(Stored items from a collection)
* * * * *

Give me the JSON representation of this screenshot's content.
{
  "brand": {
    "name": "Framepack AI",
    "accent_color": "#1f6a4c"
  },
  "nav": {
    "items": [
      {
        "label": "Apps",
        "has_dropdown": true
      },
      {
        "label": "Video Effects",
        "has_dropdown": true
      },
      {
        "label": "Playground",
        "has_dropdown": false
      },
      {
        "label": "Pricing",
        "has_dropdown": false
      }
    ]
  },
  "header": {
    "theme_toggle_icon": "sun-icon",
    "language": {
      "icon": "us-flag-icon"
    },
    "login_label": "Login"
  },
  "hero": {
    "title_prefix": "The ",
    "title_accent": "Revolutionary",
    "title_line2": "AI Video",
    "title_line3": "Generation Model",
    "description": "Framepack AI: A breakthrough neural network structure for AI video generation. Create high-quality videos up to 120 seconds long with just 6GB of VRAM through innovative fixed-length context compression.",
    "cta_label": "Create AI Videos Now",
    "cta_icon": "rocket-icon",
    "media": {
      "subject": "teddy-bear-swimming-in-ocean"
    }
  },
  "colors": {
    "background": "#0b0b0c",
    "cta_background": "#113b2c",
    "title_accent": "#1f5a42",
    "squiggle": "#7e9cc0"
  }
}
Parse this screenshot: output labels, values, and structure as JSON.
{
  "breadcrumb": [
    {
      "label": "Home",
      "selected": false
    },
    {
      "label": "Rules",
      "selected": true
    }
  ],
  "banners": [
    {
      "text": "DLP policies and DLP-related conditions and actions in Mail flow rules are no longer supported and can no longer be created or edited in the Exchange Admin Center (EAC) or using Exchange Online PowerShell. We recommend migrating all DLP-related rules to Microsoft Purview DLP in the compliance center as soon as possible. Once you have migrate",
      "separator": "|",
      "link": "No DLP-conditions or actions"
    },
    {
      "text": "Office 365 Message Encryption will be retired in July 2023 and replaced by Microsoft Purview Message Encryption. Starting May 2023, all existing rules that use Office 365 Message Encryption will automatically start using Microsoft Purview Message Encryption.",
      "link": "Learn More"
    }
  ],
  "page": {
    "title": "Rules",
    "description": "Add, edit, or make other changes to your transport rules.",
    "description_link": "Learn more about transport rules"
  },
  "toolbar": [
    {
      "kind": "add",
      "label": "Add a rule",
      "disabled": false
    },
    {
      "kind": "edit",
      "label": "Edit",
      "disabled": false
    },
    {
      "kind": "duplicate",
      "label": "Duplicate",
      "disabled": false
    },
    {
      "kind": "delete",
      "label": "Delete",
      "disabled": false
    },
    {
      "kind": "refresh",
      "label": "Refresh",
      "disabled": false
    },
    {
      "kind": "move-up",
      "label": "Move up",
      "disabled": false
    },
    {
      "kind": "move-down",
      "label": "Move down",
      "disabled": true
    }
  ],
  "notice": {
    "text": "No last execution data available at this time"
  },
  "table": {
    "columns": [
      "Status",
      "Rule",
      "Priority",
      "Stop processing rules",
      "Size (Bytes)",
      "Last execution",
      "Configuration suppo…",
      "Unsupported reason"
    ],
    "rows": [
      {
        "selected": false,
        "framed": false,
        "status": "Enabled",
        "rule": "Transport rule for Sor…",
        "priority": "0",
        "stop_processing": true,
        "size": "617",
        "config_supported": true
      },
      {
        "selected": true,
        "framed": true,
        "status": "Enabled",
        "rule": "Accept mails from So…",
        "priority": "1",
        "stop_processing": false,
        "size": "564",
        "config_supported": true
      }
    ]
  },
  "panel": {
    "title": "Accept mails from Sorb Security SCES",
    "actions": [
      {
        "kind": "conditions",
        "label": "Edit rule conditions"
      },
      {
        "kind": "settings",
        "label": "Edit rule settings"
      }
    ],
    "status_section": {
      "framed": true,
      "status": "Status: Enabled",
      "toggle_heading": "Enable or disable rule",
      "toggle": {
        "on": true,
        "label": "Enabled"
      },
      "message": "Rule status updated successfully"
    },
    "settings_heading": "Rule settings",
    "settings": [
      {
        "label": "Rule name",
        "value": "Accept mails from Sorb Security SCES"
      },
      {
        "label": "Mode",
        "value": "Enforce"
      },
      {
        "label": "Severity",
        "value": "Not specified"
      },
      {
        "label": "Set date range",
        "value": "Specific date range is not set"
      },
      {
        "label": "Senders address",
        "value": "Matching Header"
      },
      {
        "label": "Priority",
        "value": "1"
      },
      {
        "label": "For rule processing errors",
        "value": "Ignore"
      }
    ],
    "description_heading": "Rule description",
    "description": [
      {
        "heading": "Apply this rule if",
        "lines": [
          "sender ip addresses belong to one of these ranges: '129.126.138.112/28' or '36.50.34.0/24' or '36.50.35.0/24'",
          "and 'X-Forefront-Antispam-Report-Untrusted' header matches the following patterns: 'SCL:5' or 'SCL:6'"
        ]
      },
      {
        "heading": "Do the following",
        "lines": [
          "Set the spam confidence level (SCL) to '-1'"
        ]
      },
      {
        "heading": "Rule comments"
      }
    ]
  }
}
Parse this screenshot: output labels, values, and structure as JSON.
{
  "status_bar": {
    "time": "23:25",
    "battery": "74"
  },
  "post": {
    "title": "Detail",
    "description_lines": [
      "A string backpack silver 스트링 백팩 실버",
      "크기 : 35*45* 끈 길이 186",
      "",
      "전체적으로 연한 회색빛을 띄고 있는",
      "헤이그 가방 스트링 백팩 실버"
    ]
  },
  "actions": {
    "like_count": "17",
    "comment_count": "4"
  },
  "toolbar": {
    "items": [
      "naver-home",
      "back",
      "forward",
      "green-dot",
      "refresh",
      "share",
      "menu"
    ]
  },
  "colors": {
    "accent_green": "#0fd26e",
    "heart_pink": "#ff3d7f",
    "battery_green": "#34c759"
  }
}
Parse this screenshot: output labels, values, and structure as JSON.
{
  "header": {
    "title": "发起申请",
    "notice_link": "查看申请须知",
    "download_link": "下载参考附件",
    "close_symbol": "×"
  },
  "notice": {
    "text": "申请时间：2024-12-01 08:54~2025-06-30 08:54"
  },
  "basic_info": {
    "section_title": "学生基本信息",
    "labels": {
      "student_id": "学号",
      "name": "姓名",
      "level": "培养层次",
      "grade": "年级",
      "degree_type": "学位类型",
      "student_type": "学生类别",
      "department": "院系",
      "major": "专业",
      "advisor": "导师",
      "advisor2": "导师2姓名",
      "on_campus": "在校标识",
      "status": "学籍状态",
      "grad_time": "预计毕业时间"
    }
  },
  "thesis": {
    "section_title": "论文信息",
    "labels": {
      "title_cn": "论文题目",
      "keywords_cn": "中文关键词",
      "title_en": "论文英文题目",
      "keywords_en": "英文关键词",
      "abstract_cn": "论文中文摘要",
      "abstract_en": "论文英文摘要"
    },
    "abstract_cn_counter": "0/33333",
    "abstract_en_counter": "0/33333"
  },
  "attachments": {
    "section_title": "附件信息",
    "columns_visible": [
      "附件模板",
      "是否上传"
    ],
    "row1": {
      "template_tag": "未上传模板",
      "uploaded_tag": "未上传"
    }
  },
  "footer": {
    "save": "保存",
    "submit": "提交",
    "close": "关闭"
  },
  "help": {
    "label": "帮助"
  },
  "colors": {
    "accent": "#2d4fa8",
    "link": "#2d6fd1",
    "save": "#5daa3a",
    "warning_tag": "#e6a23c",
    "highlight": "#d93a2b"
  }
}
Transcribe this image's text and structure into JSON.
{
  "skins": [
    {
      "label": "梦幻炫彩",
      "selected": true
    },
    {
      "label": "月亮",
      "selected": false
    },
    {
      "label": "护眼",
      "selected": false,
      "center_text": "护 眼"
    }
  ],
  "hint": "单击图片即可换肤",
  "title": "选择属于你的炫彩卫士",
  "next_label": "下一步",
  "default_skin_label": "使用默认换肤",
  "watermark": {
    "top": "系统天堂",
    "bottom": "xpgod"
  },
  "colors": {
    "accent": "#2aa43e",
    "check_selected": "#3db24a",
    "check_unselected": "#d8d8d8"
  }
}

* * * * *

- [Task brief]: Give back the lines above exactly, from the one with "Transcribe this image's" through the last line.

- [Worked solution]:
Transcribe this image's text and structure into JSON.
{
  "skins": [
    {
      "label": "梦幻炫彩",
      "selected": true
    },
    {
      "label": "月亮",
      "selected": false
    },
    {
      "label": "护眼",
      "selected": false,
      "center_text": "护 眼"
    }
  ],
  "hint": "单击图片即可换肤",
  "title": "选择属于你的炫彩卫士",
  "next_label": "下一步",
  "default_skin_label": "使用默认换肤",
  "watermark": {
    "top": "系统天堂",
    "bottom": "xpgod"
  },
  "colors": {
    "accent": "#2aa43e",
    "check_selected": "#3db24a",
    "check_unselected": "#d8d8d8"
  }
}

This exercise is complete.